The findings, published yesterday, detail how the research team used an algorithm called RoboPAIR to bypass safety measures in three AI robotic systems: the Unitree Go2, Clearpath Robotics’ Jackal vehicle, and NVIDIA’s Dolphin LLM self-driving simulator.

The study achieved a 100% “jailbreak” rate, a process where safety constraints are circumvented, allowing the AI robots to follow harmful commands. These included instructions to deliver bombs or block emergency exits, actions the robots would typically refuse to perform under normal circumstances.

Jailbreaking AI Systems for Physical Harm

Alexander Robey, lead author of the study, emphasized the severity of these vulnerabilities. “When prompted with malicious instructions, LLM-controlled robots can be fooled into performing harmful actions,” Robey said. 

The research demonstrated that AI models integrated into physical systems could be exploited to perform tasks they are designed to avoid, such as “knocking shelves onto people” or engaging in dangerous behaviors like “running red lights” or “delivering bombs.”

■ REQUIRED WORK
- 1) From the robot jailbreak article, retype the part starting at "The findings, published" and ending at "under normal circumstances.".
- 2) In the robot jailbreak article, what jailbreak rate did the study achieve?

■ SUPPLIED INFORMATION

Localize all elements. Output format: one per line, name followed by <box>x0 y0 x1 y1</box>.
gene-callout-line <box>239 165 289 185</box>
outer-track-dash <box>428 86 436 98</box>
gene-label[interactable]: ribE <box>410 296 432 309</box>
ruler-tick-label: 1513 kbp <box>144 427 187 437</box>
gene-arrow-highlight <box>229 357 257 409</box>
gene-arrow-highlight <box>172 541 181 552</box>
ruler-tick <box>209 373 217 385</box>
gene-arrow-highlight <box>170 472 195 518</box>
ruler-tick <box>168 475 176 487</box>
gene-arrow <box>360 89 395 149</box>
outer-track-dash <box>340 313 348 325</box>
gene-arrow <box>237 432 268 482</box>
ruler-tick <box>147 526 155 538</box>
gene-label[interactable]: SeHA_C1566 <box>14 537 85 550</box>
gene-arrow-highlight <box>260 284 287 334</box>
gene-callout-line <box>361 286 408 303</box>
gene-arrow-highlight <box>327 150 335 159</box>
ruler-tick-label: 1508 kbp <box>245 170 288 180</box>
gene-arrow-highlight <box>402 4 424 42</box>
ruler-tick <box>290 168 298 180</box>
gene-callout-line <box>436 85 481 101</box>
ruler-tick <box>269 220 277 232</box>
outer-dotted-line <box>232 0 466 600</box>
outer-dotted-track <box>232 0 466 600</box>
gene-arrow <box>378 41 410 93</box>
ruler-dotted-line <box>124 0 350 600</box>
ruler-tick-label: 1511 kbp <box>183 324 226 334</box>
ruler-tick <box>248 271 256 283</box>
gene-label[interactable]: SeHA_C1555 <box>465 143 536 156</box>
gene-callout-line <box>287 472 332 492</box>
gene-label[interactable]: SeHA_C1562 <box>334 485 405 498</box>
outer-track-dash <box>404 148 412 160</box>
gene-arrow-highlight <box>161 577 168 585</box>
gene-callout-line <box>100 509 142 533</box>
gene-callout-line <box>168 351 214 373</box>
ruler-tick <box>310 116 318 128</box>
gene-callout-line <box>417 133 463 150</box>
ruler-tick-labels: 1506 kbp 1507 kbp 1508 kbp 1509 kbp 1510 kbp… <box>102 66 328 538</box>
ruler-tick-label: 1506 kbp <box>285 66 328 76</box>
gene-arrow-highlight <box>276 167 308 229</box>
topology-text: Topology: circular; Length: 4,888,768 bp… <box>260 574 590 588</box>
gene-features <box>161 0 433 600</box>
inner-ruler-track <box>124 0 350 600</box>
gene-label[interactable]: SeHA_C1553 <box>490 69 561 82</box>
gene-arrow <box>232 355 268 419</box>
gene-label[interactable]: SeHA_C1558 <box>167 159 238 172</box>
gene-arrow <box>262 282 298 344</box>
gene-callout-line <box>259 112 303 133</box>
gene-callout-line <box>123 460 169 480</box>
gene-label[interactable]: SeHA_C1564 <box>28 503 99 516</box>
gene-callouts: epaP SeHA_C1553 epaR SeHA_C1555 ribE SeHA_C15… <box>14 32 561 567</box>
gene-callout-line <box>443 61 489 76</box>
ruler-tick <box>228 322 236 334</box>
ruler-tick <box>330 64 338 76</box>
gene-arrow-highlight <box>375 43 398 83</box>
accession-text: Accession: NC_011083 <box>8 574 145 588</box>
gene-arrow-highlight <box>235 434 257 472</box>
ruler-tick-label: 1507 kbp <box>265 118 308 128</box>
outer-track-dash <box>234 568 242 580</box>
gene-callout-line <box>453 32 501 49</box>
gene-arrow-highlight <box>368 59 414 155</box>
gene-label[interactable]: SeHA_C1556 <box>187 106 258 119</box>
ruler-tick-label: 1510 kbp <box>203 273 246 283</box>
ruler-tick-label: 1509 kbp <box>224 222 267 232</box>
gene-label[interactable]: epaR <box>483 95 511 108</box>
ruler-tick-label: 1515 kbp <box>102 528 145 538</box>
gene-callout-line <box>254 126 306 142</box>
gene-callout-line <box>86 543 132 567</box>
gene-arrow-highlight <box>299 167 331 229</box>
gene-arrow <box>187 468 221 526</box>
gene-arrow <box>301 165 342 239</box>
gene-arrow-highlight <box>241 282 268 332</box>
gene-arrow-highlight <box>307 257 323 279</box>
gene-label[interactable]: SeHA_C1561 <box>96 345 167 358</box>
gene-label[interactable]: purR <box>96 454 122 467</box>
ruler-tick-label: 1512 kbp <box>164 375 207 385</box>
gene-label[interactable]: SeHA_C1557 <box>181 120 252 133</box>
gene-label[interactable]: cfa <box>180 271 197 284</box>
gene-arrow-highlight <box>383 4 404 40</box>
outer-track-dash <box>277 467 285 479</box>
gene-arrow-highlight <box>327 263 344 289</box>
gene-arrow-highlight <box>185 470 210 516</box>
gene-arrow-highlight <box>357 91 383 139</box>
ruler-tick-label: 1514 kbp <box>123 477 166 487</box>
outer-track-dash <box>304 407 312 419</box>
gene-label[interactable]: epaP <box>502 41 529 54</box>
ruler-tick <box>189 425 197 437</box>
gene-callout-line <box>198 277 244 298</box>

■ SOLUTIONS BELOW
- 1)
The findings, published yesterday, detail how the research team used an algorithm called RoboPAIR to bypass safety measures in three AI robotic systems: the Unitree Go2, Clearpath Robotics’ Jackal vehicle, and NVIDIA’s Dolphin LLM self-driving simulator.

The study achieved a 100% “jailbreak” rate, a process where safety constraints are circumvented, allowing the AI robots to follow harmful commands. These included instructions to deliver bombs or block emergency exits, actions the robots would typically refuse to perform under normal circumstances.

- 2) 100%